**Source document**
━━━━━━━━━━━━━━━━━━━━
I Almost Bought a Book Today: Why I’m Friends With Amazon

Peter Brantley -- February 28th, 2012

The majority of my fiction recommendations come from my father, a retired literature professor. He recently suggested that The Time in Between by the Spanish author Maria Dueñas was a worthwhile read, and so I scurried online to check it out. It’s available as an ebook at $12.99. That’s an agency price; the book is published in the U.S. by Simon & Schuster. I didn’t purchase it; digital books beyond $10.00 are generally unacceptable to me. (My partner bought a copy of the title in Spanish, El Tiempo entre costuras, for $9.99 for the Kindle; this edition is not distributed by Simon & Schuster).

There’s a backdrop to this story, as I did wind up getting the book another way. Both my father and I (as his digital tech support) are moving from Sony Reader to another platform for various reasons; my father was happy with his Sony device but it is breaking down. That’s a hard decision for me, because I am supportive of open standards; have labored for an open competitive marketplace in ebooks; and have served as a board member of the IDPF, which is responsible for EPUB and EPUB3, the dominant open standard for ebooks.

But as a consumer, I have to think about where my books are coming from and under what terms. No corporation works for me – they work for investors and shareholders – but sometimes interests more or less align. Amazon wants to sell things; the more things the better. Part of their strategy includes providing great customer service; putting downward pressure on prices; and generally providing an increasing number of services through the Amazon Prime subscription offering. That works for me; Amazon has my back as a consumer, at least for now. I would dearly love them to have a meaningful competitor, but that’s largely a longer term worry.

But Amazon can’t set pricing for titles from agency publishers, and I didn’t buy a copy of Time in Between for the Kindle – the book was muy caro. And, although my father is going to be moving with me to Kindle, he had already bought a copy on Sony. Since I am backing up all of his purchases on his behalf, I decided to read his Sony copy before retiring his device for good. What does that mean for Simon & Schuster? Lost sale. What it means for Maria Dueñas is less revenue.

When I heard that Amazon had decided to pull buy access away from Independent Publishers Group (IPG) Kindle titles in an attempt to get better terms, I assume that those better terms, if achieved, would ultimately be reflected in lower prices. Indeed, IPG has publicly lamented that they find it difficult to sell digital titles for less than $10.00 given their current cost structures. Yet as Jane Litte has observed, IPG is not offering anything in exchange to Kindle customers to convince us that the IPG strategy is better for me, as a consumer. In this case, my response is, “Go, Amazon!,” because as a consumer, I want a market that doesn’t treat digital books as the most holy manifestation of creative art ever conceived.

Some commentators have suggested that agency publishers seeking to keep ebook prices high are acting in their self-interest because the “price per read” is inevitably going downward. Higher ebook prices may retard the growth of ebook acceptance, preserving a larger relative share of print revenue, and thus granting larger publishers time to maneuver themselves into a stronger digital position.
━━━━━━━━━━━━━━━━━━━━
**Data**
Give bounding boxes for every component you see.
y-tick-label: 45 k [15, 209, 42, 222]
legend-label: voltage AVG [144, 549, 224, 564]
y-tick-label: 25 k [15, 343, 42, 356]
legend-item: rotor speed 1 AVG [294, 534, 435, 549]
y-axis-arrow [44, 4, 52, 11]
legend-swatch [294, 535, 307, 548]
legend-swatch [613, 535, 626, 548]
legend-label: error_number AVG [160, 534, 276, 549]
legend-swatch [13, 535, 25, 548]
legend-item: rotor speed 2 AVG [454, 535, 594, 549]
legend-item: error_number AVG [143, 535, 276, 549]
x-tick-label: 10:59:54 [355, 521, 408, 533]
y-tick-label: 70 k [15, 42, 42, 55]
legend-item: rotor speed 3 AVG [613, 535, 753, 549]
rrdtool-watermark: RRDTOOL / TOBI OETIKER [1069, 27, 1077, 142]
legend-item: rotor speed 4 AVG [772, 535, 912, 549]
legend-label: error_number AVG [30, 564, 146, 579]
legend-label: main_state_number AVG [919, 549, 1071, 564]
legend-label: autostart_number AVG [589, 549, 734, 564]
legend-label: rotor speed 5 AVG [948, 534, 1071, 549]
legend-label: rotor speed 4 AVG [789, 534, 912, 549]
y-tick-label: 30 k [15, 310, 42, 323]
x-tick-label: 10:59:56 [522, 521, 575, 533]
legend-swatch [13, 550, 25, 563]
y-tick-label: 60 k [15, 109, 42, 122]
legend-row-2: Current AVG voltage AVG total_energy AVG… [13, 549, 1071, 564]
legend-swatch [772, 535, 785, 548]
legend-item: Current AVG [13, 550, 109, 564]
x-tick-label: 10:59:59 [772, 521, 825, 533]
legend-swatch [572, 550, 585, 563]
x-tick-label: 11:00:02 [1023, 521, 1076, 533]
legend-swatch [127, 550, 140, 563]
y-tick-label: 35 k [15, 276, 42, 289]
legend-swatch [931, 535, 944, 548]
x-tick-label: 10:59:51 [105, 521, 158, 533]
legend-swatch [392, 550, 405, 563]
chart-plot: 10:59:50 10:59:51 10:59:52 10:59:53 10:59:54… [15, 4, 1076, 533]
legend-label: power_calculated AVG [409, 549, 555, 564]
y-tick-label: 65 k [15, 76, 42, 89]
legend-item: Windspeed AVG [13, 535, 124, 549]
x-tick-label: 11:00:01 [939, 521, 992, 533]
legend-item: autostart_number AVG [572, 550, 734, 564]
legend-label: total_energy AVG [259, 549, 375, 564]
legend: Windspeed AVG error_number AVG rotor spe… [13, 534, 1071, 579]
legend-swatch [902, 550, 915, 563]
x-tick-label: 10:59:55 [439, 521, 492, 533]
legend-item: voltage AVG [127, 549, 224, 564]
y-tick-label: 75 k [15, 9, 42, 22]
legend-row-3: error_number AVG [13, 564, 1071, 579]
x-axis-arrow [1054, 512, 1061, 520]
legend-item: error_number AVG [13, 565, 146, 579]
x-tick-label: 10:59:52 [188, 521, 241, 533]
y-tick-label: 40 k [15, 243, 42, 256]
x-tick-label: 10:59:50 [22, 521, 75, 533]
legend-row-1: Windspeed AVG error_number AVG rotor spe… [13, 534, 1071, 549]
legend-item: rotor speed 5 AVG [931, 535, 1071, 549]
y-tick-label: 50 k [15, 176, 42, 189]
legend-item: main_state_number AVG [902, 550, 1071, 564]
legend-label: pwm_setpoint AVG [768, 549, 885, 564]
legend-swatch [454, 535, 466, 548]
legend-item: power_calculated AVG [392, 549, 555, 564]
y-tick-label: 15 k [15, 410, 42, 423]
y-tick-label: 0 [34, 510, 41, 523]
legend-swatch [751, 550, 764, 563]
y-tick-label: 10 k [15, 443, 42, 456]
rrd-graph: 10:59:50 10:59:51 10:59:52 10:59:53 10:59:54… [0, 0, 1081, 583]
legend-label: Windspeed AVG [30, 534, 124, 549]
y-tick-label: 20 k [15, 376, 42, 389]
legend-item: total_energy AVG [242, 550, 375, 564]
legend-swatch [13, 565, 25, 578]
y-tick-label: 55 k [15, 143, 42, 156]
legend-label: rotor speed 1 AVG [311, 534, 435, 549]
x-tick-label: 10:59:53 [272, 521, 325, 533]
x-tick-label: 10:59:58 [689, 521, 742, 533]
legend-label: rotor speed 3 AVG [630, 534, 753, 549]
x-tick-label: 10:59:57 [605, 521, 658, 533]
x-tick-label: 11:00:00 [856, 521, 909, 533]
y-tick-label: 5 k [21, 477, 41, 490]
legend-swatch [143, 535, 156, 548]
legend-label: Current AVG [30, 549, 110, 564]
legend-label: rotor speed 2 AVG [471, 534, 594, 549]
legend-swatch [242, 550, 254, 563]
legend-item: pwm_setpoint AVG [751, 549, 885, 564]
━━━━━━━━━━━━━━━━━━━━
**What this exercise asks**
1. Answer from the ebook pricing post:
(a) What ebook price did The Time in Between carry?
(b) For which standards is the IDPF responsible?
(c) What did Amazon pull from Independent Publishers Group Kindle titles?
2. Please copy out the rows exactly, everything from the start of the rows down to the line that contains "y-axis-arrow [44, 4, 52, 11]", with both of those lines included.
The rows have nothing to do with the ebook pricing post.

**Solutions to each task**
1.
(a) $12.99
(b) EPUB and EPUB3
(c) Buy access

2.
Give bounding boxes for every component you see.
y-tick-label: 45 k [15, 209, 42, 222]
legend-label: voltage AVG [144, 549, 224, 564]
y-tick-label: 25 k [15, 343, 42, 356]
legend-item: rotor speed 1 AVG [294, 534, 435, 549]
y-axis-arrow [44, 4, 52, 11]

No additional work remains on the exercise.